- _Stored records_:

☆ ☆ ☆ ☆

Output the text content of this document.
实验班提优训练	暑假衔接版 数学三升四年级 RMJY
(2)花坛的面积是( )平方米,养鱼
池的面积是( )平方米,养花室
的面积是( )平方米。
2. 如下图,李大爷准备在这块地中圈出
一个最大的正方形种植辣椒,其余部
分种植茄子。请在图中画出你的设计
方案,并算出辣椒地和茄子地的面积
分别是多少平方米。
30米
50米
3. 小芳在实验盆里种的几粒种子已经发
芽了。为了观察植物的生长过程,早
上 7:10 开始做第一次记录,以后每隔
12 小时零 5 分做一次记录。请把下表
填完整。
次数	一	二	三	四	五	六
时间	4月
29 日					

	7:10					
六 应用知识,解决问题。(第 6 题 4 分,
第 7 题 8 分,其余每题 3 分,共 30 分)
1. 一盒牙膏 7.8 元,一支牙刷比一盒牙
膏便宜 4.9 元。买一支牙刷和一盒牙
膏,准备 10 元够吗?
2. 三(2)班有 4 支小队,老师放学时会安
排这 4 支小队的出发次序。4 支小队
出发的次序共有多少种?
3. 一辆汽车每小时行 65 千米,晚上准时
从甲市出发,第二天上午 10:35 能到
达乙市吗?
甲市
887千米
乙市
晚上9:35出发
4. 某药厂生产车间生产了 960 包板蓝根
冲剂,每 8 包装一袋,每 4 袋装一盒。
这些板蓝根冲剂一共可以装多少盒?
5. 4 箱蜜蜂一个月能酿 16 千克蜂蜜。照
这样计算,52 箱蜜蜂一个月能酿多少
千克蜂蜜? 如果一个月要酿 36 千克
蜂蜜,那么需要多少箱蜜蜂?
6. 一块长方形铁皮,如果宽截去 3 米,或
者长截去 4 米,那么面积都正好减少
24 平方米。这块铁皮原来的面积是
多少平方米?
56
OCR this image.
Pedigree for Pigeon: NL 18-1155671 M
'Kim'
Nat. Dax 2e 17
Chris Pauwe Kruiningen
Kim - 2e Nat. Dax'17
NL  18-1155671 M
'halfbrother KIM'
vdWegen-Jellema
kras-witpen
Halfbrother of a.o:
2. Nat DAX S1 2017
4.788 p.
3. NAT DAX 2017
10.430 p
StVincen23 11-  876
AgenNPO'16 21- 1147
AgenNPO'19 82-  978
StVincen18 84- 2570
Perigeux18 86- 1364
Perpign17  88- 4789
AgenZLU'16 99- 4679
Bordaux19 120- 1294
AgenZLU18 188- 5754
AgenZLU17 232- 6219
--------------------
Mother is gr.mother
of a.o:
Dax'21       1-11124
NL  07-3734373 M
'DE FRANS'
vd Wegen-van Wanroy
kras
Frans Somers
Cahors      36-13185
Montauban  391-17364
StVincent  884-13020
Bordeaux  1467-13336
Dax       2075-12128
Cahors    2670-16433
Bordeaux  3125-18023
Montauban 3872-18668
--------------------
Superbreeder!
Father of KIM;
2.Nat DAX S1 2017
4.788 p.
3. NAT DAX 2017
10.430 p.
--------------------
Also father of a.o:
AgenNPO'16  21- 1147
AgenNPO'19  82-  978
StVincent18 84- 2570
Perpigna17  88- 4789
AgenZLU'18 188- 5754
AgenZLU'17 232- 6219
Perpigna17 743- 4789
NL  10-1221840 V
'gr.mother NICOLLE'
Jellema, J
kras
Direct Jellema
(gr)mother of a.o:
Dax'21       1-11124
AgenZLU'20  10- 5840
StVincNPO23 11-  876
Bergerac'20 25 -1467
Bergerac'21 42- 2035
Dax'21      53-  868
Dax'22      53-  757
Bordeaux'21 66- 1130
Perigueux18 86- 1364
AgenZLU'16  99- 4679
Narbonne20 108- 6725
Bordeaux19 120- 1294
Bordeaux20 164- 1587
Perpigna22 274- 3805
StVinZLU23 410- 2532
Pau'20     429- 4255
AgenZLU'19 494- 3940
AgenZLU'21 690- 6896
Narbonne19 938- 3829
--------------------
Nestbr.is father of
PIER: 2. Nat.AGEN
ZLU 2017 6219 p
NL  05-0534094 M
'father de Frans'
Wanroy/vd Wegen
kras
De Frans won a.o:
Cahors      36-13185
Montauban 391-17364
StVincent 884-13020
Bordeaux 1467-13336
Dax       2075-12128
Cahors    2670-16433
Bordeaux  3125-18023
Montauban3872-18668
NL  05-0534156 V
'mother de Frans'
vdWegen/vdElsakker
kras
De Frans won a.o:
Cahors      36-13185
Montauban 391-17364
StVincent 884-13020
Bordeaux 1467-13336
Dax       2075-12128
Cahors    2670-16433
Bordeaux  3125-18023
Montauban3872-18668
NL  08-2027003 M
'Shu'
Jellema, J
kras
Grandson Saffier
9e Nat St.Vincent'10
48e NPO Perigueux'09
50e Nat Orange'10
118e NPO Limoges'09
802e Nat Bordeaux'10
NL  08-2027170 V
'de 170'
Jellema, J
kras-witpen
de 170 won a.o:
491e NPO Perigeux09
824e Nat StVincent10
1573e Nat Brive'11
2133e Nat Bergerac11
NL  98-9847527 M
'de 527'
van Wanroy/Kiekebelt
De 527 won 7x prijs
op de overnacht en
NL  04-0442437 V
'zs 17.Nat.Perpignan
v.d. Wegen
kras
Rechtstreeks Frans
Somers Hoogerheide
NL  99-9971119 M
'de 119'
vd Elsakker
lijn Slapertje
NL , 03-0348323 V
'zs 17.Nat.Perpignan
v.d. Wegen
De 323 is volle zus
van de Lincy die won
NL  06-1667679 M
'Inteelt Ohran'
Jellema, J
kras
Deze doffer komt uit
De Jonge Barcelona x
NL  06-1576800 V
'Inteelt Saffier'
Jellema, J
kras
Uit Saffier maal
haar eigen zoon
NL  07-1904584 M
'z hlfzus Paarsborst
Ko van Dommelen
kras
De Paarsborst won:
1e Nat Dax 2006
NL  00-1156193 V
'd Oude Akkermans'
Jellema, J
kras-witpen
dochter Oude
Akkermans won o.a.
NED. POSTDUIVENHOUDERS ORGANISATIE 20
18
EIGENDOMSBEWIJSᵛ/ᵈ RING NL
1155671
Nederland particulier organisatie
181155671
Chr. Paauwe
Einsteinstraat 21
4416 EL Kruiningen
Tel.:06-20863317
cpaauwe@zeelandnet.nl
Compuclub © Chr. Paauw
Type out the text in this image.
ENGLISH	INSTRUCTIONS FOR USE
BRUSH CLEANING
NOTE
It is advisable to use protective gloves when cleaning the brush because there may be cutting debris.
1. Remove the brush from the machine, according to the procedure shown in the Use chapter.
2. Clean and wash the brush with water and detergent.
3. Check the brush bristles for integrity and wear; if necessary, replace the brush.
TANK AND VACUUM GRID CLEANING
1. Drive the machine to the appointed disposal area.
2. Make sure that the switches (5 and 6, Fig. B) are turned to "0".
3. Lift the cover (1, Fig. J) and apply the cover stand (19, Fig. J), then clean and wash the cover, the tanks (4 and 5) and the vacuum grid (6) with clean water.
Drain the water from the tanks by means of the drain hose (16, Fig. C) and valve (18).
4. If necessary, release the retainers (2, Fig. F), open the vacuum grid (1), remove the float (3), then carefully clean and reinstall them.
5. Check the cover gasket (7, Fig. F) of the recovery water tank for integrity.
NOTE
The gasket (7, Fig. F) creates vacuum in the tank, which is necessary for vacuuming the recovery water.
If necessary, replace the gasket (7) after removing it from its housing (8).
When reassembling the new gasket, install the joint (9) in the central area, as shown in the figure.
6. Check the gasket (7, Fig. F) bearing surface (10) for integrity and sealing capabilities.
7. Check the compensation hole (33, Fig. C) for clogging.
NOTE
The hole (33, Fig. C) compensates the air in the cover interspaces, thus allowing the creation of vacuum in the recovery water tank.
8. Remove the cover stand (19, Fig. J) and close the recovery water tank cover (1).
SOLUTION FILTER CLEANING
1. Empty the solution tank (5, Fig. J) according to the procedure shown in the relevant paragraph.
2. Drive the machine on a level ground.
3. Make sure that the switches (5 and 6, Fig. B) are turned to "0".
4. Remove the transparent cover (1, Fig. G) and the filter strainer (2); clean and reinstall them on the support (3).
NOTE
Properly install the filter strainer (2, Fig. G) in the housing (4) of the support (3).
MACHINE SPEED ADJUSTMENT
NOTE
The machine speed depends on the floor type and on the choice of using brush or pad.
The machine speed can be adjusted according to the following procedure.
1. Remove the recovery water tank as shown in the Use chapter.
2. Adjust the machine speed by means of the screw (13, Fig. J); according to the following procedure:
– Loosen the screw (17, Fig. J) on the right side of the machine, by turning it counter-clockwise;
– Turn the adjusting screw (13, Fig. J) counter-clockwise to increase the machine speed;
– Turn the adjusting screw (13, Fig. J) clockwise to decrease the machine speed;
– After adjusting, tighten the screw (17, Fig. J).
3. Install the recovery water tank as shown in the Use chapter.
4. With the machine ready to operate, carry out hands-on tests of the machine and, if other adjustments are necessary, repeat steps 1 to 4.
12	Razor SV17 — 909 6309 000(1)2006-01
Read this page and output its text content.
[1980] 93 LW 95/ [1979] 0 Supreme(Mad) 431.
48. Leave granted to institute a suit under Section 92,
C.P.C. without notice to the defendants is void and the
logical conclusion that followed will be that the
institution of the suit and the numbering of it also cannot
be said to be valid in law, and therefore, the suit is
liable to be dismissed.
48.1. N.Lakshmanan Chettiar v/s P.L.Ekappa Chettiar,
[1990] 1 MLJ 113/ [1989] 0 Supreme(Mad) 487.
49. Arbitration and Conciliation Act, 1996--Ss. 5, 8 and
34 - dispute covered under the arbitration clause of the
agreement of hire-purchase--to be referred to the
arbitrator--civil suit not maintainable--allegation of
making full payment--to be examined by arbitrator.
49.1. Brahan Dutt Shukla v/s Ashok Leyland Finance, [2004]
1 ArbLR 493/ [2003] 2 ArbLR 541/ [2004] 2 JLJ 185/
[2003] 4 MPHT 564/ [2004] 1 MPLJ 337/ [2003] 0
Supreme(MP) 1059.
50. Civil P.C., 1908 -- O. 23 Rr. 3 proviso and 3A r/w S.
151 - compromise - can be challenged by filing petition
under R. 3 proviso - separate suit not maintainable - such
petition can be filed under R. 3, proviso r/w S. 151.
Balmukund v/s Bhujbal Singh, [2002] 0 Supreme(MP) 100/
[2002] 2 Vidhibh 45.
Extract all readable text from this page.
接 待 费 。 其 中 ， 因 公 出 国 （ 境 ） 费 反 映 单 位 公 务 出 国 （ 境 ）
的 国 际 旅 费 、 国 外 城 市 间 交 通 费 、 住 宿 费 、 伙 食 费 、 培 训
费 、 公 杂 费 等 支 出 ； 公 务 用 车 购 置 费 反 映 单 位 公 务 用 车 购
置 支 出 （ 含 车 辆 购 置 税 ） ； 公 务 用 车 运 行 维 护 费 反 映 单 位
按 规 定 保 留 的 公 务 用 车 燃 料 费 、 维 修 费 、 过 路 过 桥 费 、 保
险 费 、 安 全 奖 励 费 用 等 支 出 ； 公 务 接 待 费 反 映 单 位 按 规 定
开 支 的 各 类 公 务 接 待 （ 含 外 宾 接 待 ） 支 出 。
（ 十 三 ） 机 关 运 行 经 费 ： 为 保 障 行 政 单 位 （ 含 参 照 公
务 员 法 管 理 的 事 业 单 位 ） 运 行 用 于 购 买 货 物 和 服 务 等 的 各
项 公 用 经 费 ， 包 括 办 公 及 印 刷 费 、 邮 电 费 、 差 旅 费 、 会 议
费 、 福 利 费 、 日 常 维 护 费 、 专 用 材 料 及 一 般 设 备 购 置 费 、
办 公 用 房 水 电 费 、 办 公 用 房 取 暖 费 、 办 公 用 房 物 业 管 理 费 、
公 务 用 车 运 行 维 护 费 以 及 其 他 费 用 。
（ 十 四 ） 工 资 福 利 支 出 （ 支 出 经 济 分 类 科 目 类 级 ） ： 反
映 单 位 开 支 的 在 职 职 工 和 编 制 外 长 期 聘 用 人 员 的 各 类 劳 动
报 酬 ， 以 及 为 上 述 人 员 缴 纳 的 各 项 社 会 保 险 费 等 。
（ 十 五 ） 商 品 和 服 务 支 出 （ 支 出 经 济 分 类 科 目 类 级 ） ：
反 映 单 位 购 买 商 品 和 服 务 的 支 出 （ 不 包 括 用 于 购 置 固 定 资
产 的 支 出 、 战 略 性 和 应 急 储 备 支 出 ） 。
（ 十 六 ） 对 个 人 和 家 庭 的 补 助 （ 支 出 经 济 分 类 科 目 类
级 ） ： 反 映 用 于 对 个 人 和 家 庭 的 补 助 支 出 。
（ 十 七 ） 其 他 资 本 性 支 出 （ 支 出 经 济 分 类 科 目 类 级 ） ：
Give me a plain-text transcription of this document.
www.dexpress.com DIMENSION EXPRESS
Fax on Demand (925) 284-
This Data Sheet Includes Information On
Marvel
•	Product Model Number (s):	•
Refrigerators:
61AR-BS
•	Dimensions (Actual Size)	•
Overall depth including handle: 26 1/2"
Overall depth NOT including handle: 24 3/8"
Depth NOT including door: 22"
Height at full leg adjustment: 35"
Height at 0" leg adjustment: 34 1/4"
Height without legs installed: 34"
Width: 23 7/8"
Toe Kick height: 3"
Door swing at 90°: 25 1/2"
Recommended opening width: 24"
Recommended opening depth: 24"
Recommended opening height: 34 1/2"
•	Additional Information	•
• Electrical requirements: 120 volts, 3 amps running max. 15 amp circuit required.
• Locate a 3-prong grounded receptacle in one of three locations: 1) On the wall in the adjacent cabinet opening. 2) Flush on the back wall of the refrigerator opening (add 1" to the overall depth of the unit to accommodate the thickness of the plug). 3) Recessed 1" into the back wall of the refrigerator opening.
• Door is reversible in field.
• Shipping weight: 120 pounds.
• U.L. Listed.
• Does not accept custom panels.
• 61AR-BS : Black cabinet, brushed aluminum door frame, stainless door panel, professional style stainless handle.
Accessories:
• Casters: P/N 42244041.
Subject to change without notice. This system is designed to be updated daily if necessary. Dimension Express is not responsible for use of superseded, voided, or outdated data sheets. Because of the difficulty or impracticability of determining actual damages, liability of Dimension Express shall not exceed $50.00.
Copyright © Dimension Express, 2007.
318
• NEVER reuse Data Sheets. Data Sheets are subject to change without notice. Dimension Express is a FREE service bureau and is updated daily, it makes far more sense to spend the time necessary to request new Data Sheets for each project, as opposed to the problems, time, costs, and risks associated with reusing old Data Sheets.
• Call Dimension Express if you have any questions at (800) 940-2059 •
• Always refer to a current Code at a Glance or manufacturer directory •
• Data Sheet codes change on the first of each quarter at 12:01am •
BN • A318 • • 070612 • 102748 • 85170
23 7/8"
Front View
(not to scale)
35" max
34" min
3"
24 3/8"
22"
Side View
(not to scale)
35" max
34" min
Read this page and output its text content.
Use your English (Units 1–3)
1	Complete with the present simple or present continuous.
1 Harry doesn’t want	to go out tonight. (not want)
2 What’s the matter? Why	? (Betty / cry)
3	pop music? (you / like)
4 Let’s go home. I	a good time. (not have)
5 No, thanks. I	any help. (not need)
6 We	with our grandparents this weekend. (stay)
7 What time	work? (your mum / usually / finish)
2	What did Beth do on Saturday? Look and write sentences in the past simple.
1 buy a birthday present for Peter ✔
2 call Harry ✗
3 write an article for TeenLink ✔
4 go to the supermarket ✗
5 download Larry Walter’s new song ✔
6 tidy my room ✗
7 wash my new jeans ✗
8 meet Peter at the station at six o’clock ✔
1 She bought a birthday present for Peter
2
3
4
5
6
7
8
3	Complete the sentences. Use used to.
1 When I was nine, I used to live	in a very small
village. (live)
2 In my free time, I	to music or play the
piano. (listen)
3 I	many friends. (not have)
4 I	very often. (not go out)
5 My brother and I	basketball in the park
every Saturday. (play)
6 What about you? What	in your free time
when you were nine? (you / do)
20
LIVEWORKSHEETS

☆ ☆ ☆ ☆

- _WORK TO BE COMPLETED_: Select all lines in the listing that include the word "What".

- _EXERCISE RESULT_:
2 What’s the matter? Why	? (Betty / cry)
7 What time	work? (your mum / usually / finish)
2	What did Beth do on Saturday? Look and write sentences in the past simple.
6 What about you? What	in your free time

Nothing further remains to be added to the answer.